* Stated task *
Below are the records; pull every line that includes "Steak".
──────── Dataset entries ────────
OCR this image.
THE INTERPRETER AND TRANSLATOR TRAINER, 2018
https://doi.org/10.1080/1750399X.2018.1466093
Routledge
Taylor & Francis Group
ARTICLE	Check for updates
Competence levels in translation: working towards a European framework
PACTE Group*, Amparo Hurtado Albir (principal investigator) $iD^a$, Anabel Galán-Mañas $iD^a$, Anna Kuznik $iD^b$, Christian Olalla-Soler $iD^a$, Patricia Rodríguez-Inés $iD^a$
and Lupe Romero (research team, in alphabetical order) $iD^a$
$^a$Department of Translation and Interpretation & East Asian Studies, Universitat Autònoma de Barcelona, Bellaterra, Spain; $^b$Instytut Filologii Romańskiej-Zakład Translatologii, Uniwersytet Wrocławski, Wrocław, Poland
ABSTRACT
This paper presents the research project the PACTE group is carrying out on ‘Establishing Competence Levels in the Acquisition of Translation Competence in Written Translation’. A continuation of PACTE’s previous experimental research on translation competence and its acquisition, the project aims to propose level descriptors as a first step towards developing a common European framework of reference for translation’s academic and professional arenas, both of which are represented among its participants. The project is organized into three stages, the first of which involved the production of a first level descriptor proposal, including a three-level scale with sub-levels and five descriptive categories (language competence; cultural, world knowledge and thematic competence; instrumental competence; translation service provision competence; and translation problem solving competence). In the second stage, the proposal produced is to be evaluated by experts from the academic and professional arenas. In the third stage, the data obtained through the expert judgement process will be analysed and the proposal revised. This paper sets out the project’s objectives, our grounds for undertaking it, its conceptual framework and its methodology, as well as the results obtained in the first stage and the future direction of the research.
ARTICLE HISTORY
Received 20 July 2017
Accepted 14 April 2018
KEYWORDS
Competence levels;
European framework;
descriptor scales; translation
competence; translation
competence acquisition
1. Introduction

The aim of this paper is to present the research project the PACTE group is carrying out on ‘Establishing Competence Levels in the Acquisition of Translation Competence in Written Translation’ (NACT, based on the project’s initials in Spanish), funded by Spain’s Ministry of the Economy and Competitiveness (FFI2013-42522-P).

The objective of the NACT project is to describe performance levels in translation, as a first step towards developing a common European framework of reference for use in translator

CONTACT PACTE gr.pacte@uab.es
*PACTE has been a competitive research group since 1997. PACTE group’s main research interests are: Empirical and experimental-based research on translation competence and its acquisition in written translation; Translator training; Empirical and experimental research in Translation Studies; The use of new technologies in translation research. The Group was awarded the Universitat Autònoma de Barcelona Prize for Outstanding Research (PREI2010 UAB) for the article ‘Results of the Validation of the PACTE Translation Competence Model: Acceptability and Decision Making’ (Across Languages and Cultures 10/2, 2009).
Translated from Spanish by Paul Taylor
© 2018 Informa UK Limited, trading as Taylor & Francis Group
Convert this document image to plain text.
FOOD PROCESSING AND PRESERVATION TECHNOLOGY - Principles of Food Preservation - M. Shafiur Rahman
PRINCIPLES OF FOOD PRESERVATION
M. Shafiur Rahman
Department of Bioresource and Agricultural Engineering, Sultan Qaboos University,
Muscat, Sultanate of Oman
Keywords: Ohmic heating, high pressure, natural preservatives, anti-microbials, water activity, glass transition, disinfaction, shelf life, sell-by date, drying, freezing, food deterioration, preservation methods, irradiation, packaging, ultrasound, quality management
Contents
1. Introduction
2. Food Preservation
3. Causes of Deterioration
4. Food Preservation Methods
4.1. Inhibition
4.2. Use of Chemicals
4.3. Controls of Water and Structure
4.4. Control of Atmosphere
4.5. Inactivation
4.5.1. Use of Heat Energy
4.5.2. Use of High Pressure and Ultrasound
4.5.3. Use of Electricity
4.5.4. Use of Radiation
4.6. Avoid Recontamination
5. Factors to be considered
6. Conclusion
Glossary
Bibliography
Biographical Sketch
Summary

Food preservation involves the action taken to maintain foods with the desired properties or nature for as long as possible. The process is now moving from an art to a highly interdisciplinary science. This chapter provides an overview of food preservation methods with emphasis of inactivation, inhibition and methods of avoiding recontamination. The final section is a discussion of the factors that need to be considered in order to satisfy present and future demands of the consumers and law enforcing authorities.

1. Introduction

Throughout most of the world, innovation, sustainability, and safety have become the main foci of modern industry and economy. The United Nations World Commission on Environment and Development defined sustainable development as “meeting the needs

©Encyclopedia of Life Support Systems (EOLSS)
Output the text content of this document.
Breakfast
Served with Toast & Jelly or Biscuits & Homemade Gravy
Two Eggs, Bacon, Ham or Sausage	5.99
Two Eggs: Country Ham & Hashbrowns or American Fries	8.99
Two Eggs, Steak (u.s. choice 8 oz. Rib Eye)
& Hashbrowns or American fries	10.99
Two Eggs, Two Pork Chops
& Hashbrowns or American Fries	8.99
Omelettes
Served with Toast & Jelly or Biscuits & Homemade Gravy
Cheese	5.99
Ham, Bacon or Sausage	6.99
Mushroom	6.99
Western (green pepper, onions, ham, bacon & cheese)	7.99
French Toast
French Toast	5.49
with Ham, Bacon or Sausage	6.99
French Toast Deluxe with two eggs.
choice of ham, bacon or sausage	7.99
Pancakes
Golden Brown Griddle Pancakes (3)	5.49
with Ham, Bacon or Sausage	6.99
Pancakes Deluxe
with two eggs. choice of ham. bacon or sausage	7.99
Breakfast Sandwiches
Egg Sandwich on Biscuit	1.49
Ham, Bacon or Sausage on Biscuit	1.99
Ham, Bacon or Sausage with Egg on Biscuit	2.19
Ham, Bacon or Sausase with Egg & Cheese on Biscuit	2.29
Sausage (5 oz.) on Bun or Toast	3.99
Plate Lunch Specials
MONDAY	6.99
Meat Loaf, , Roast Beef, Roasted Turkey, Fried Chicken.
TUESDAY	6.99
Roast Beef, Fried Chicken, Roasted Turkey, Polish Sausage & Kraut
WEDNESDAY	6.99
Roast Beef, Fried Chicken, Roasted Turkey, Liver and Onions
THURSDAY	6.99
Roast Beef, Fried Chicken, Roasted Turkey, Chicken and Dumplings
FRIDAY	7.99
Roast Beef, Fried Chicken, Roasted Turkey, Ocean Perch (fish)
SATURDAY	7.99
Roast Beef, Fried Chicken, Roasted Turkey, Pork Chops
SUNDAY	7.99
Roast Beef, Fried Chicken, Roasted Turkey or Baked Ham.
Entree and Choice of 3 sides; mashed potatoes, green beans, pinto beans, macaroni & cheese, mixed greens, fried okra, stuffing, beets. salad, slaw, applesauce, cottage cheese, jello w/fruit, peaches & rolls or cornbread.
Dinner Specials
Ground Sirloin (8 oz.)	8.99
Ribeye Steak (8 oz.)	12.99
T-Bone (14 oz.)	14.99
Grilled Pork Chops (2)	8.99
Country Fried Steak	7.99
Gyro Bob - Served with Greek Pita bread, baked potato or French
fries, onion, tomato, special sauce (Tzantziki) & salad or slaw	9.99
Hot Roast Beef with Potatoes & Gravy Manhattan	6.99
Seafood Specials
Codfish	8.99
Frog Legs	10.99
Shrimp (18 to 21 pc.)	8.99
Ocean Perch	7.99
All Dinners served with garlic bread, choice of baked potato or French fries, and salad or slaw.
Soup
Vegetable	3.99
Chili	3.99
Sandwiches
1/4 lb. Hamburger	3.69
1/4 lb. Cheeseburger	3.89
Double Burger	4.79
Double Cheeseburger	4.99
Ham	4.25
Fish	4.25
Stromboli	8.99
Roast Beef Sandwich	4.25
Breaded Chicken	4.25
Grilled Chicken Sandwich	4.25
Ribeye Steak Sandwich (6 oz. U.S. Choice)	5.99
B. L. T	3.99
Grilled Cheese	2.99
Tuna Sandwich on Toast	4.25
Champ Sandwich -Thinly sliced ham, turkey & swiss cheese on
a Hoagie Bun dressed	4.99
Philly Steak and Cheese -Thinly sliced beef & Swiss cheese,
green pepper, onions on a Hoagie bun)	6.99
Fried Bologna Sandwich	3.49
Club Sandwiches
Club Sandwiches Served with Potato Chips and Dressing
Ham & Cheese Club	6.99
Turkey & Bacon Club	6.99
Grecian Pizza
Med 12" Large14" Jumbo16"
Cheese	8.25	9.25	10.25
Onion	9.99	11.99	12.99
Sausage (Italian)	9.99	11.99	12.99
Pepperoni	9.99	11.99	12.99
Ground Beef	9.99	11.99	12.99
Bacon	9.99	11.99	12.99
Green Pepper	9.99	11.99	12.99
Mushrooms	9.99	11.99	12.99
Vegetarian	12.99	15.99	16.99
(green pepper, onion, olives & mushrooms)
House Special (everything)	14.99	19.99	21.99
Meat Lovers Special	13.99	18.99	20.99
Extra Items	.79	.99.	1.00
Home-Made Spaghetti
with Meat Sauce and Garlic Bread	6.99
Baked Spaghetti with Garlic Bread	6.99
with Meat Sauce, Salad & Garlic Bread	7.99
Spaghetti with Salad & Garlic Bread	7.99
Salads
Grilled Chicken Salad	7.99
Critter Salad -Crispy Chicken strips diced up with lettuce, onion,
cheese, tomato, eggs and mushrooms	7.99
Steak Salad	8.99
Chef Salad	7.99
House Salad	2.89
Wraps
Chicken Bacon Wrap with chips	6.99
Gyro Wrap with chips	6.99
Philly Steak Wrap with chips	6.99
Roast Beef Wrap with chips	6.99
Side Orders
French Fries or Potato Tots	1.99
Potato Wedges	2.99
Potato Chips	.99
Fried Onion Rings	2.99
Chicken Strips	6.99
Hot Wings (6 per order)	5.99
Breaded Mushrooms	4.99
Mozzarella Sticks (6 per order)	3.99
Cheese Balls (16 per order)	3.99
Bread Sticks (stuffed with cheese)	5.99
────────
* Exercise solution *
Two Eggs, Steak (u.s. choice 8 oz. Rib Eye)
Ribeye Steak (8 oz.)	12.99
Country Fried Steak	7.99
Ribeye Steak Sandwich (6 oz. U.S. Choice)	5.99
Philly Steak and Cheese -Thinly sliced beef & Swiss cheese,
Steak Salad	8.99
Philly Steak Wrap with chips	6.99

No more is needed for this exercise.